— BRIEF —
Show every line below where "model" can be found.

— DATA EXCERPTS —
## Start
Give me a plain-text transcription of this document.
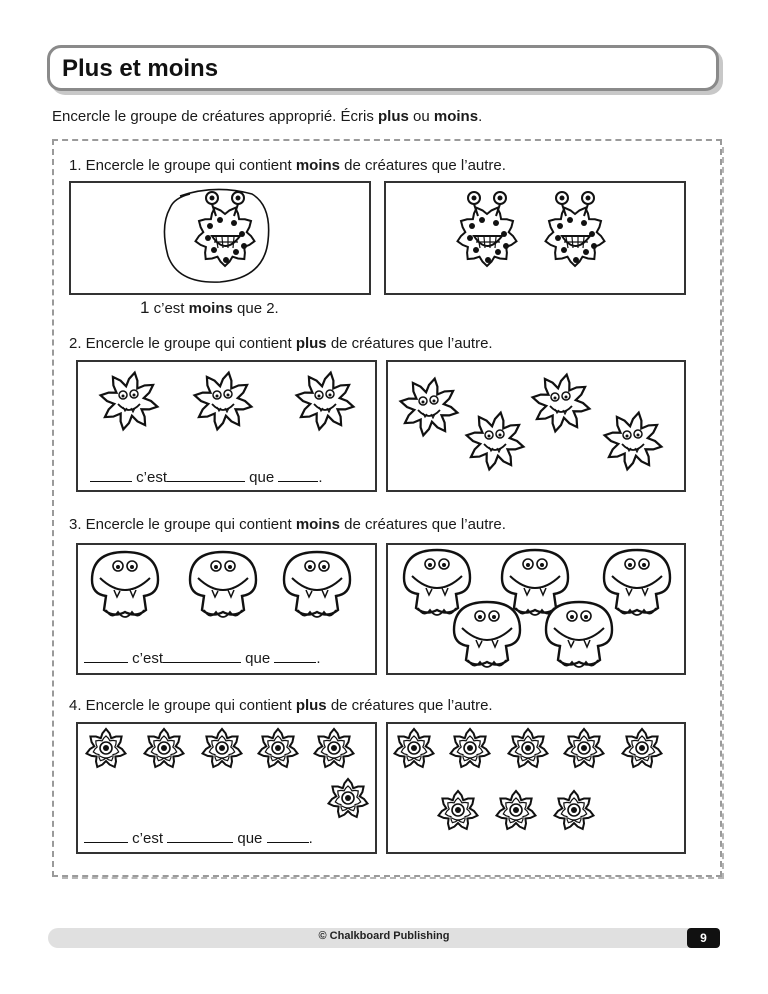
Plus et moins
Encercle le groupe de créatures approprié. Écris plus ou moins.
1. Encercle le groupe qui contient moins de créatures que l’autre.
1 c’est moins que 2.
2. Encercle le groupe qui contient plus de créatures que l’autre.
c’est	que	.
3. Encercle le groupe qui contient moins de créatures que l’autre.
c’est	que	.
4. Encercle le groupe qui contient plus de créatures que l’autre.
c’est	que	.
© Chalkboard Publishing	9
## End
## Start
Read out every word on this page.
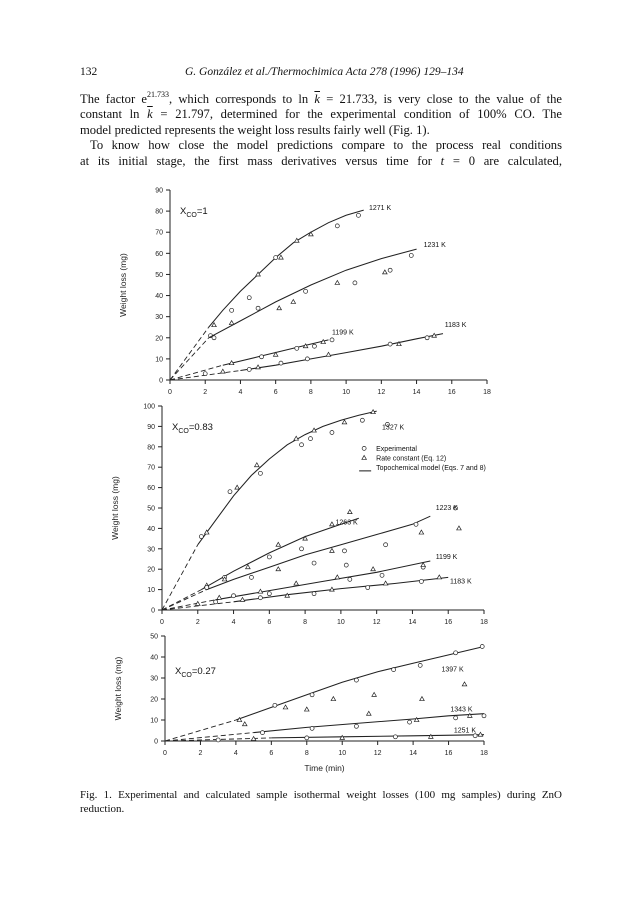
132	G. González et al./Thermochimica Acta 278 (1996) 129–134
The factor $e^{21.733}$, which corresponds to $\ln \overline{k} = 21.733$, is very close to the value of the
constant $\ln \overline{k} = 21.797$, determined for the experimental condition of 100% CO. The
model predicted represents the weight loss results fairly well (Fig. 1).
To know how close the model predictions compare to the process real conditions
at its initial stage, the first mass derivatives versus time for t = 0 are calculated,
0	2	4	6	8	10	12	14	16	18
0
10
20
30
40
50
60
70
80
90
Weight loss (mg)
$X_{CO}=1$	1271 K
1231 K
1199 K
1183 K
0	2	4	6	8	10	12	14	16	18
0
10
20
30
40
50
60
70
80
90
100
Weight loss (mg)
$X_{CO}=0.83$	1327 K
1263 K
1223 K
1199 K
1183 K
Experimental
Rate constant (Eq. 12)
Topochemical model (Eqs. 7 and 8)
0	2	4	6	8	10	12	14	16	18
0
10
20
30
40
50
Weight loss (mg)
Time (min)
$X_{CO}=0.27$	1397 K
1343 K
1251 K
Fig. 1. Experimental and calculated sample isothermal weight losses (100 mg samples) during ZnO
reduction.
## End
— FINAL RESULT —
model predicted represents the weight loss results fairly well (Fig. 1).
To know how close the model predictions compare to the process real conditions
Topochemical model (Eqs. 7 and 8)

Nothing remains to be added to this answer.